╭─ Dataset records

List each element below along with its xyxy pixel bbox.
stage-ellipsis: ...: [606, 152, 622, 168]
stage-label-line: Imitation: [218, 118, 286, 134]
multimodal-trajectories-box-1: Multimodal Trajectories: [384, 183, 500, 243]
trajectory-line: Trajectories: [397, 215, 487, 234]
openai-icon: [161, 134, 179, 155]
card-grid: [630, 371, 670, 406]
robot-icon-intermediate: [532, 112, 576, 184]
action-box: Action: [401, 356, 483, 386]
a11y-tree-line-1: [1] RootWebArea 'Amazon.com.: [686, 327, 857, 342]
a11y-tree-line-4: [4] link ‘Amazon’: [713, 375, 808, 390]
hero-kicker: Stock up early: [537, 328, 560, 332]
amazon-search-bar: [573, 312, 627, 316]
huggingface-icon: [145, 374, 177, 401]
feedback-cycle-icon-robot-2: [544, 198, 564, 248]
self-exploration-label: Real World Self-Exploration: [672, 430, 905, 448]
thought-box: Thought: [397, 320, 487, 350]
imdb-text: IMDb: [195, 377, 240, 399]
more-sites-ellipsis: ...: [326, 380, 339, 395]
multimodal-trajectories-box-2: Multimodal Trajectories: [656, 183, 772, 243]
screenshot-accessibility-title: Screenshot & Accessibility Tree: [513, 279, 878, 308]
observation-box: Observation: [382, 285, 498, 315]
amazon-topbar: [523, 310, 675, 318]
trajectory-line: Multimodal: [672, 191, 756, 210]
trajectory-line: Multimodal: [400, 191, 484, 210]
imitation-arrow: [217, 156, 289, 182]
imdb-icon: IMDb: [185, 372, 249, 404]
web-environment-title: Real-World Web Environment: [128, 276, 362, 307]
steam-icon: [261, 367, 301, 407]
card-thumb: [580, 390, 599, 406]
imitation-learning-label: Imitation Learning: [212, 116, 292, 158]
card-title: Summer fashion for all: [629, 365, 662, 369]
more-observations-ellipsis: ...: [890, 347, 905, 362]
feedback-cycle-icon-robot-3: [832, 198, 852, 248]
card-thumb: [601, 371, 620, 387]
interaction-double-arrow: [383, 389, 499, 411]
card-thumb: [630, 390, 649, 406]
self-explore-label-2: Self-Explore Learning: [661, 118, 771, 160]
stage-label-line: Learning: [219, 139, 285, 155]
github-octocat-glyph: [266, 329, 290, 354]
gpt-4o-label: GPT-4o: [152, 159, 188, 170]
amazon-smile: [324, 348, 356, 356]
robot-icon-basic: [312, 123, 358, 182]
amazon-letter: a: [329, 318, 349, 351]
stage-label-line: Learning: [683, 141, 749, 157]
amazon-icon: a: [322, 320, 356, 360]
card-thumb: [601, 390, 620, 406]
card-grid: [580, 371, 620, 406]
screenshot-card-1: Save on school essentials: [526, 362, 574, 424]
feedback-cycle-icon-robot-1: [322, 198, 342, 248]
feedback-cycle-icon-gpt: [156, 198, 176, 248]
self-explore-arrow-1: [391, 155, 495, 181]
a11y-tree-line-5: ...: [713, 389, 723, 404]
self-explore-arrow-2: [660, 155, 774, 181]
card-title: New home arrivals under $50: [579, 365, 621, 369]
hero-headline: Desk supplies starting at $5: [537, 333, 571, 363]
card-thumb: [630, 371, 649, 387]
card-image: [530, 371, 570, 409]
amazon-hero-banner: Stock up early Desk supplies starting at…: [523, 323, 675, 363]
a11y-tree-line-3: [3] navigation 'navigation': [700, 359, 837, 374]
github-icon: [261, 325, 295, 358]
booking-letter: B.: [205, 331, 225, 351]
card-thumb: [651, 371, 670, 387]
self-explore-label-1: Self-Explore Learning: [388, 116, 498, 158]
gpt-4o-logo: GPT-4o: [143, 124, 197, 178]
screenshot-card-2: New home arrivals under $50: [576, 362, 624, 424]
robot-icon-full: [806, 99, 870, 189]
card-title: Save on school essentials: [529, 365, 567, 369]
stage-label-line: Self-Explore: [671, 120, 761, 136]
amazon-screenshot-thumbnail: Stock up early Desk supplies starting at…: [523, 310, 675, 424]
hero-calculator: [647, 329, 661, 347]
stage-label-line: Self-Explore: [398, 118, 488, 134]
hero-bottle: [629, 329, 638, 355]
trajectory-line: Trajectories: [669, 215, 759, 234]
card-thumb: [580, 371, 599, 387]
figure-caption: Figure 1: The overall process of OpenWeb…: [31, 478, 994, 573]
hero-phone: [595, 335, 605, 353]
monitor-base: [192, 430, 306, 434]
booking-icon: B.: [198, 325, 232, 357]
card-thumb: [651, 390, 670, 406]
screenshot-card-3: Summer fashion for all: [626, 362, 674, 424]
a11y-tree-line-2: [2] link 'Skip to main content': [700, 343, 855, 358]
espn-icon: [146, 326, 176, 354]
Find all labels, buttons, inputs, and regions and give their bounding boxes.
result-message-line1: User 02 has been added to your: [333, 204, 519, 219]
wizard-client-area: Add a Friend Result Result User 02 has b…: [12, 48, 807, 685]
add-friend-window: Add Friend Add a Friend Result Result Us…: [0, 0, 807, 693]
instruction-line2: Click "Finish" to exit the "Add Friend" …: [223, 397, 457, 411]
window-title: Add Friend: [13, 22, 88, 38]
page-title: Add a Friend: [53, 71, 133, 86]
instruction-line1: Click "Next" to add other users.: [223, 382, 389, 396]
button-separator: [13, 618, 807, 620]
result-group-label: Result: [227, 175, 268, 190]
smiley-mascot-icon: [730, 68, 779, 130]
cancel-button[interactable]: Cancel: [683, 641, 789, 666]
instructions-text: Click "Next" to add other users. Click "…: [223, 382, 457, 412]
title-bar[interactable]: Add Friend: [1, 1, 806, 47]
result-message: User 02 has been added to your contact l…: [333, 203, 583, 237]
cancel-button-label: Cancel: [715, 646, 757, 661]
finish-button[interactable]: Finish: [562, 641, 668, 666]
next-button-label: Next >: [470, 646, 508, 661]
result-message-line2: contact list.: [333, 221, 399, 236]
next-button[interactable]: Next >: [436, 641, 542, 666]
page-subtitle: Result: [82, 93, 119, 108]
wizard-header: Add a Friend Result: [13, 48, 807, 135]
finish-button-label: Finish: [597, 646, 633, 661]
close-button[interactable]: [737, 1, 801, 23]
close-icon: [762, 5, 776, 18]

╰─

▸ **Short exercise**: Edit the records starting at the first line and ending at the line that contains "183, 500, 243]": replace "Imitation" with "Emulation" and keep everything else the same. Give only those lines.

▸ **Written answer**:
List each element below along with its xyxy pixel bbox.
stage-ellipsis: ...: [606, 152, 622, 168]
stage-label-line: Emulation: [218, 118, 286, 134]
multimodal-trajectories-box-1: Multimodal Trajectories: [384, 183, 500, 243]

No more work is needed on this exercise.